* [Your task] Leave out the pictures and restate the rest of the data exactly.

* [Extracted records]

☆ ☆ ☆

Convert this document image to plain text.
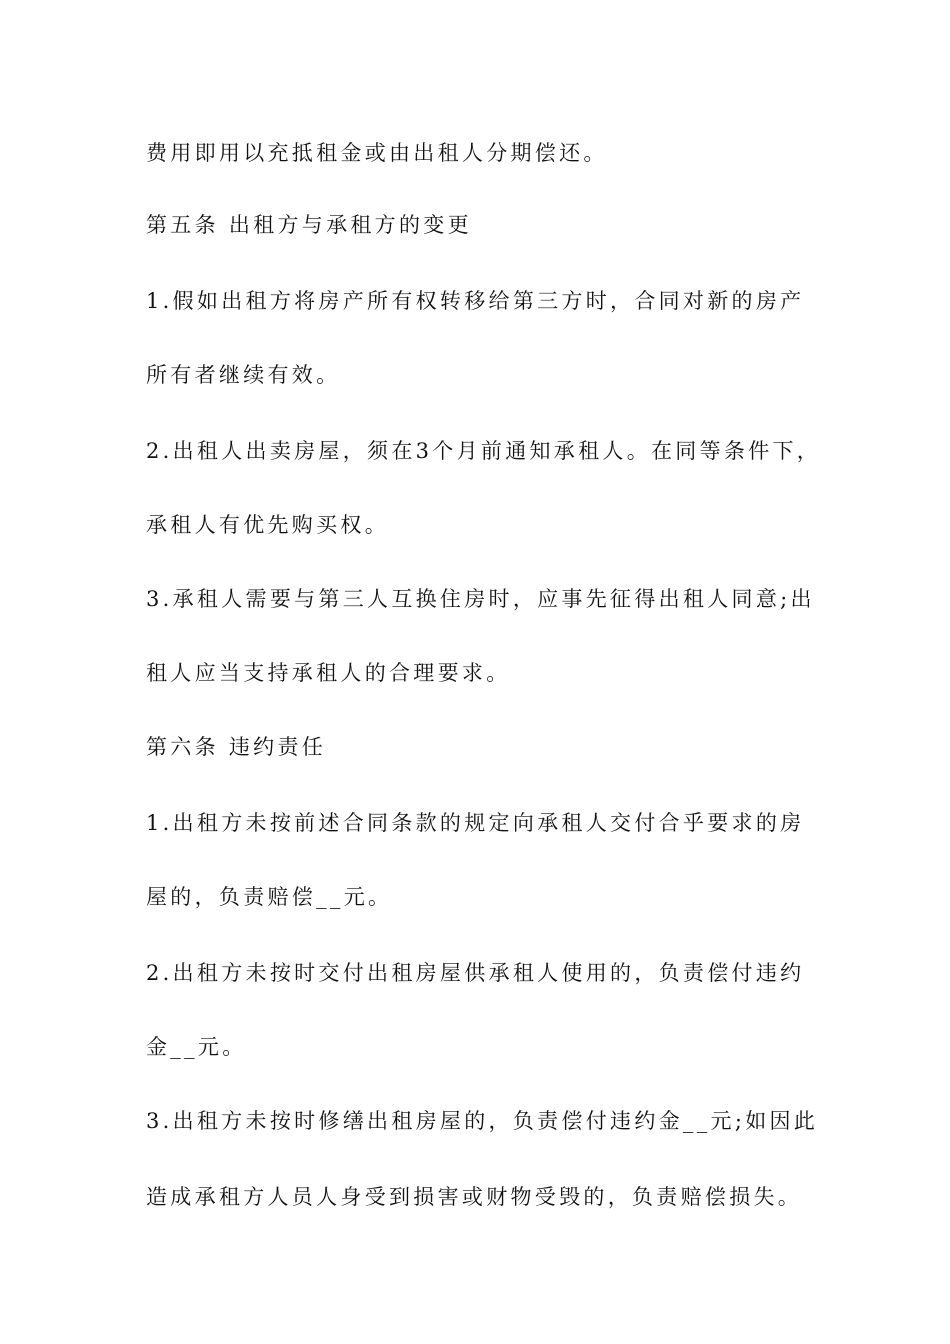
费用即用以充抵租金或由出租人分期偿还。
第五条 出租方与承租方的变更
1.假如出租方将房产所有权转移给第三方时，合同对新的房产
所有者继续有效。
2.出租人出卖房屋，须在3个月前通知承租人。在同等条件下，
承租人有优先购买权。
3.承租人需要与第三人互换住房时，应事先征得出租人同意;出
租人应当支持承租人的合理要求。
第六条 违约责任
1.出租方未按前述合同条款的规定向承租人交付合乎要求的房
屋的，负责赔偿__元。
2.出租方未按时交付出租房屋供承租人使用的，负责偿付违约
金__元。
3.出租方未按时修缮出租房屋的，负责偿付违约金__元;如因此
造成承租方人员人身受到损害或财物受毁的，负责赔偿损失。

☆ ☆ ☆

* [Reply]
Convert this document image to plain text.
费用即用以充抵租金或由出租人分期偿还。
第五条 出租方与承租方的变更
1.假如出租方将房产所有权转移给第三方时，合同对新的房产
所有者继续有效。
2.出租人出卖房屋，须在3个月前通知承租人。在同等条件下，
承租人有优先购买权。
3.承租人需要与第三人互换住房时，应事先征得出租人同意;出
租人应当支持承租人的合理要求。
第六条 违约责任
1.出租方未按前述合同条款的规定向承租人交付合乎要求的房
屋的，负责赔偿__元。
2.出租方未按时交付出租房屋供承租人使用的，负责偿付违约
金__元。
3.出租方未按时修缮出租房屋的，负责偿付违约金__元;如因此
造成承租方人员人身受到损害或财物受毁的，负责赔偿损失。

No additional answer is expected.